(Records about charts and figures)

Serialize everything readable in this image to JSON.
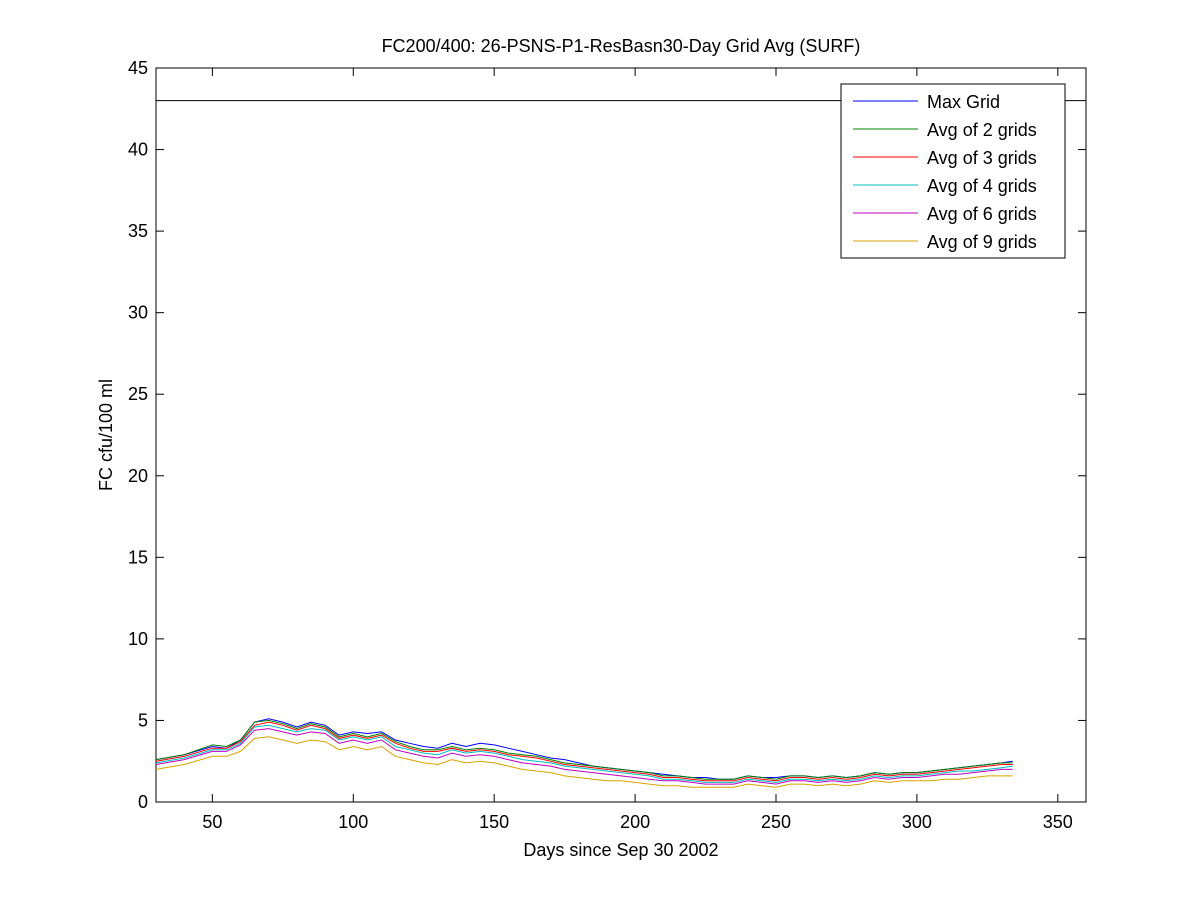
{
  "chart_data": {
    "type": "line",
    "title": "FC200/400: 26-PSNS-P1-ResBasn30-Day Grid Avg (SURF)",
    "xlabel": "Days since Sep 30 2002",
    "ylabel": "FC cfu/100 ml",
    "xlim": [
      30,
      360
    ],
    "ylim": [
      0,
      45
    ],
    "xticks": [
      50,
      100,
      150,
      200,
      250,
      300,
      350
    ],
    "yticks": [
      0,
      5,
      10,
      15,
      20,
      25,
      30,
      35,
      40,
      45
    ],
    "grid": false,
    "legend_position": "top-right",
    "reference_line": {
      "y": 43,
      "color": "#000000"
    },
    "x": [
      30,
      40,
      50,
      55,
      60,
      65,
      70,
      75,
      80,
      85,
      90,
      95,
      100,
      105,
      110,
      115,
      120,
      125,
      130,
      135,
      140,
      145,
      150,
      155,
      160,
      165,
      170,
      175,
      180,
      185,
      190,
      195,
      200,
      205,
      210,
      215,
      220,
      225,
      230,
      235,
      240,
      245,
      250,
      255,
      260,
      265,
      270,
      275,
      280,
      285,
      290,
      295,
      300,
      305,
      310,
      315,
      320,
      325,
      330,
      334
    ],
    "series": [
      {
        "name": "Max Grid",
        "color": "#0000ff",
        "values": [
          2.6,
          2.9,
          3.4,
          3.3,
          3.8,
          4.9,
          5.1,
          4.9,
          4.6,
          4.9,
          4.7,
          4.1,
          4.3,
          4.2,
          4.3,
          3.8,
          3.6,
          3.4,
          3.3,
          3.6,
          3.4,
          3.6,
          3.5,
          3.3,
          3.1,
          2.9,
          2.7,
          2.6,
          2.4,
          2.2,
          2.1,
          2.0,
          1.9,
          1.8,
          1.7,
          1.6,
          1.5,
          1.5,
          1.4,
          1.4,
          1.6,
          1.5,
          1.5,
          1.6,
          1.6,
          1.5,
          1.6,
          1.5,
          1.6,
          1.8,
          1.7,
          1.8,
          1.8,
          1.9,
          2.0,
          2.1,
          2.2,
          2.3,
          2.4,
          2.5
        ]
      },
      {
        "name": "Avg of 2 grids",
        "color": "#008000",
        "values": [
          2.6,
          2.9,
          3.5,
          3.4,
          3.8,
          4.9,
          5.0,
          4.8,
          4.5,
          4.8,
          4.6,
          4.0,
          4.2,
          4.0,
          4.2,
          3.7,
          3.4,
          3.2,
          3.2,
          3.4,
          3.2,
          3.3,
          3.2,
          3.0,
          2.9,
          2.8,
          2.6,
          2.4,
          2.3,
          2.2,
          2.1,
          2.0,
          1.9,
          1.8,
          1.6,
          1.6,
          1.5,
          1.4,
          1.4,
          1.4,
          1.6,
          1.5,
          1.4,
          1.6,
          1.6,
          1.5,
          1.6,
          1.5,
          1.6,
          1.8,
          1.7,
          1.8,
          1.8,
          1.9,
          2.0,
          2.1,
          2.2,
          2.3,
          2.4,
          2.4
        ]
      },
      {
        "name": "Avg of 3 grids",
        "color": "#ff0000",
        "values": [
          2.5,
          2.8,
          3.3,
          3.3,
          3.7,
          4.7,
          4.9,
          4.7,
          4.4,
          4.7,
          4.5,
          3.9,
          4.1,
          3.9,
          4.1,
          3.6,
          3.3,
          3.1,
          3.1,
          3.3,
          3.1,
          3.2,
          3.1,
          2.9,
          2.8,
          2.7,
          2.5,
          2.3,
          2.2,
          2.1,
          2.0,
          1.9,
          1.8,
          1.7,
          1.5,
          1.5,
          1.4,
          1.3,
          1.3,
          1.3,
          1.5,
          1.4,
          1.3,
          1.5,
          1.5,
          1.4,
          1.5,
          1.4,
          1.5,
          1.7,
          1.6,
          1.7,
          1.7,
          1.8,
          1.9,
          2.0,
          2.1,
          2.2,
          2.3,
          2.3
        ]
      },
      {
        "name": "Avg of 4 grids",
        "color": "#00bfbf",
        "values": [
          2.4,
          2.7,
          3.2,
          3.2,
          3.6,
          4.6,
          4.7,
          4.5,
          4.3,
          4.5,
          4.4,
          3.8,
          4.0,
          3.8,
          4.0,
          3.4,
          3.2,
          3.0,
          2.9,
          3.2,
          3.0,
          3.1,
          3.0,
          2.8,
          2.6,
          2.5,
          2.4,
          2.2,
          2.1,
          2.0,
          1.9,
          1.8,
          1.7,
          1.6,
          1.4,
          1.4,
          1.3,
          1.2,
          1.2,
          1.2,
          1.4,
          1.3,
          1.2,
          1.4,
          1.4,
          1.3,
          1.4,
          1.3,
          1.4,
          1.6,
          1.5,
          1.6,
          1.6,
          1.7,
          1.8,
          1.9,
          1.9,
          2.0,
          2.1,
          2.2
        ]
      },
      {
        "name": "Avg of 6 grids",
        "color": "#bf00bf",
        "values": [
          2.3,
          2.6,
          3.1,
          3.1,
          3.5,
          4.4,
          4.5,
          4.3,
          4.1,
          4.3,
          4.2,
          3.6,
          3.8,
          3.6,
          3.8,
          3.2,
          3.0,
          2.8,
          2.7,
          3.0,
          2.8,
          2.9,
          2.8,
          2.6,
          2.4,
          2.3,
          2.2,
          2.0,
          1.9,
          1.8,
          1.7,
          1.6,
          1.5,
          1.4,
          1.3,
          1.3,
          1.2,
          1.1,
          1.1,
          1.1,
          1.3,
          1.2,
          1.1,
          1.3,
          1.3,
          1.2,
          1.3,
          1.2,
          1.3,
          1.5,
          1.4,
          1.5,
          1.5,
          1.6,
          1.7,
          1.7,
          1.8,
          1.9,
          2.0,
          2.0
        ]
      },
      {
        "name": "Avg of 9 grids",
        "color": "#d9a300",
        "values": [
          2.0,
          2.3,
          2.8,
          2.8,
          3.1,
          3.9,
          4.0,
          3.8,
          3.6,
          3.8,
          3.7,
          3.2,
          3.4,
          3.2,
          3.4,
          2.8,
          2.6,
          2.4,
          2.3,
          2.6,
          2.4,
          2.5,
          2.4,
          2.2,
          2.0,
          1.9,
          1.8,
          1.6,
          1.5,
          1.4,
          1.3,
          1.3,
          1.2,
          1.1,
          1.0,
          1.0,
          0.9,
          0.9,
          0.9,
          0.9,
          1.1,
          1.0,
          0.9,
          1.1,
          1.1,
          1.0,
          1.1,
          1.0,
          1.1,
          1.3,
          1.2,
          1.3,
          1.3,
          1.3,
          1.4,
          1.4,
          1.5,
          1.6,
          1.6,
          1.6
        ]
      }
    ]
  }
}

Problem
Using the listing, copy every line where the word "name" shows up.

Result of the task
        "name": "Max Grid",
        "name": "Avg of 2 grids",
        "name": "Avg of 3 grids",
        "name": "Avg of 4 grids",
        "name": "Avg of 6 grids",
        "name": "Avg of 9 grids",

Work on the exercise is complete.